▶ **TASK INSTRUCTIONS**: Pull each line containing "Generate" out of the data and copy it.

— BEGIN —

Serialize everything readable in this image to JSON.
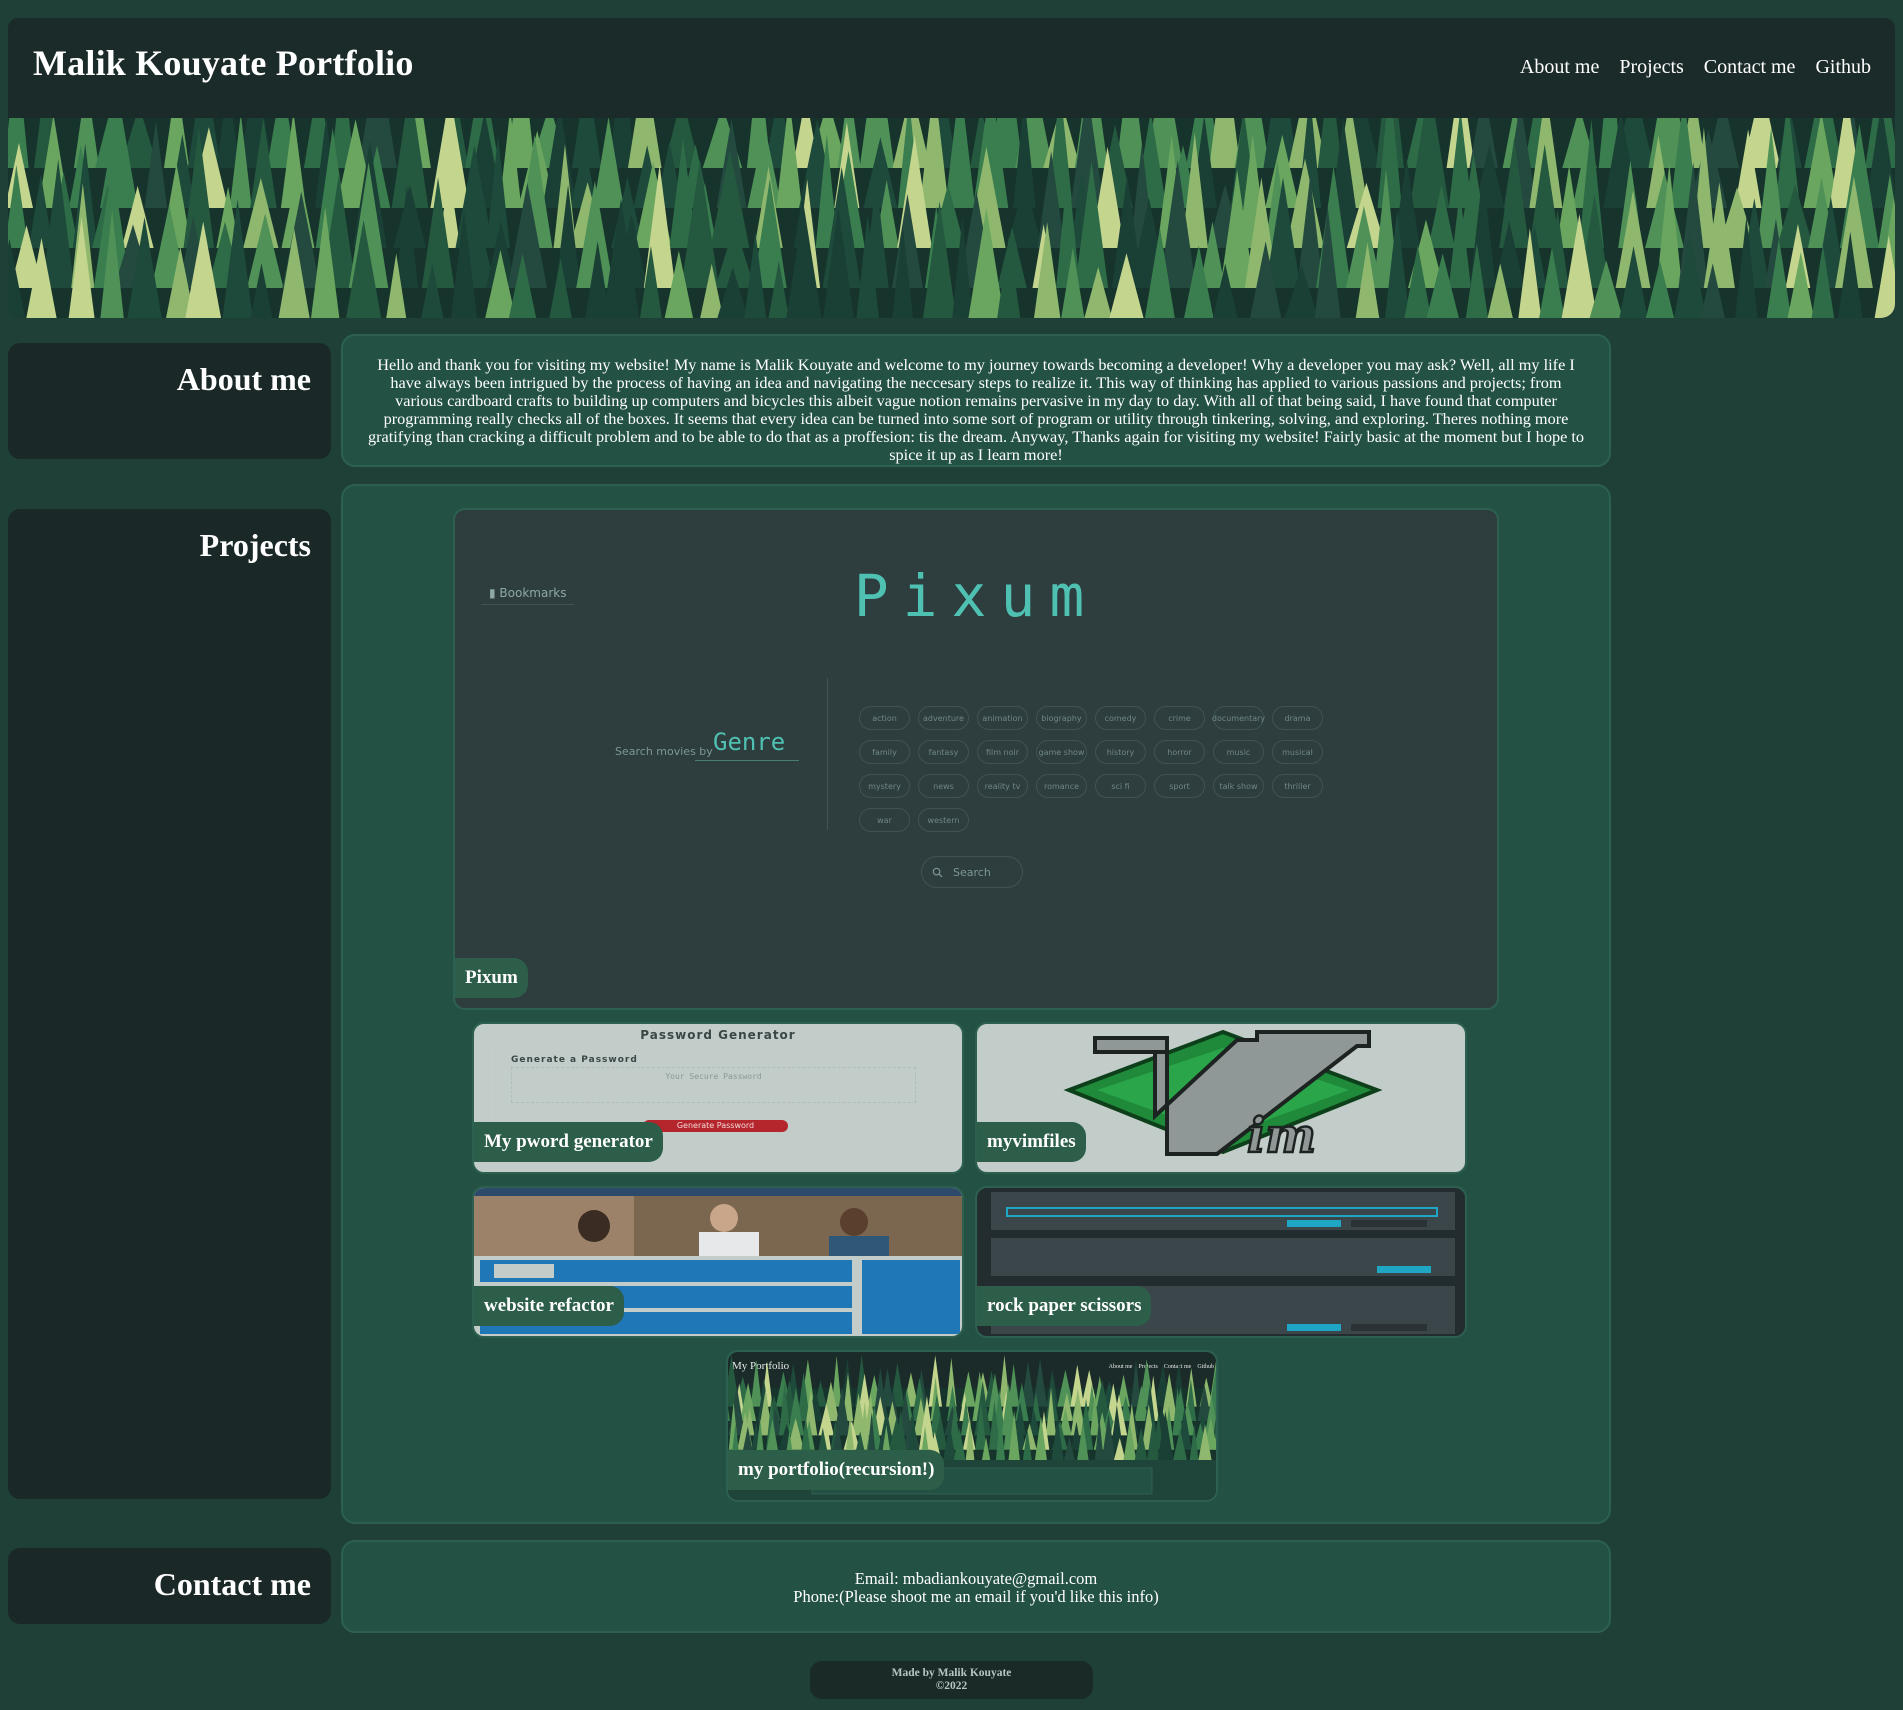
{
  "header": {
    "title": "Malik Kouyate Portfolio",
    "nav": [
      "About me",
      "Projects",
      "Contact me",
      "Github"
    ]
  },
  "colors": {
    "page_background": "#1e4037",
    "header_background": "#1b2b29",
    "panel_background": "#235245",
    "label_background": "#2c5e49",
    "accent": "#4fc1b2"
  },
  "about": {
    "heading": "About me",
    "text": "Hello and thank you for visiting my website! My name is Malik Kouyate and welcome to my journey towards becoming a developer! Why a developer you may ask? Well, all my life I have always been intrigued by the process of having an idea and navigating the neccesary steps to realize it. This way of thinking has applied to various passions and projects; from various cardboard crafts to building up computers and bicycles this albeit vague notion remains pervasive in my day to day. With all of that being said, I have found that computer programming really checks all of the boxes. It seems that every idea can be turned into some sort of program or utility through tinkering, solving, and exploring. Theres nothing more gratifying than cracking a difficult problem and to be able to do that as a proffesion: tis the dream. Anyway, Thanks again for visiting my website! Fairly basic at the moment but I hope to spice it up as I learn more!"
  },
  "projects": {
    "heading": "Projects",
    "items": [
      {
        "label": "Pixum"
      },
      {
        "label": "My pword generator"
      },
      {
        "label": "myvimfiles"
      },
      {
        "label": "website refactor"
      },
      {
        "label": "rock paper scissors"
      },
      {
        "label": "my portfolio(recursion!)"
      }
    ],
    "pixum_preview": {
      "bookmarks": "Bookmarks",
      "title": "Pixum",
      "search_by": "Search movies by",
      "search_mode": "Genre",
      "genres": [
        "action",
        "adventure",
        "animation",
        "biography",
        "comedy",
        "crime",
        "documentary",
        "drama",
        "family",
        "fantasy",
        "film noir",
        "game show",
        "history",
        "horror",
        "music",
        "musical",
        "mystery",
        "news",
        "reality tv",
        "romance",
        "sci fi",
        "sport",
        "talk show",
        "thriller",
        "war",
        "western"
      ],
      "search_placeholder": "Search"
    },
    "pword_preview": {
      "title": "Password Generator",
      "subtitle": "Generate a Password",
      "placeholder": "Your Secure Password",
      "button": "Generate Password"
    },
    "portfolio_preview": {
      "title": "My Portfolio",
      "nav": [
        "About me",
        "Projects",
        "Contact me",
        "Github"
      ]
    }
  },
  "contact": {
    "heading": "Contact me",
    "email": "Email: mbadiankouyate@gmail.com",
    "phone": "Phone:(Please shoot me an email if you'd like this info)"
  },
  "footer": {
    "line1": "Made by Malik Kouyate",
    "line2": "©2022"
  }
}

— END —

▶ **THE ANSWER**:
      "subtitle": "Generate a Password",
      "button": "Generate Password"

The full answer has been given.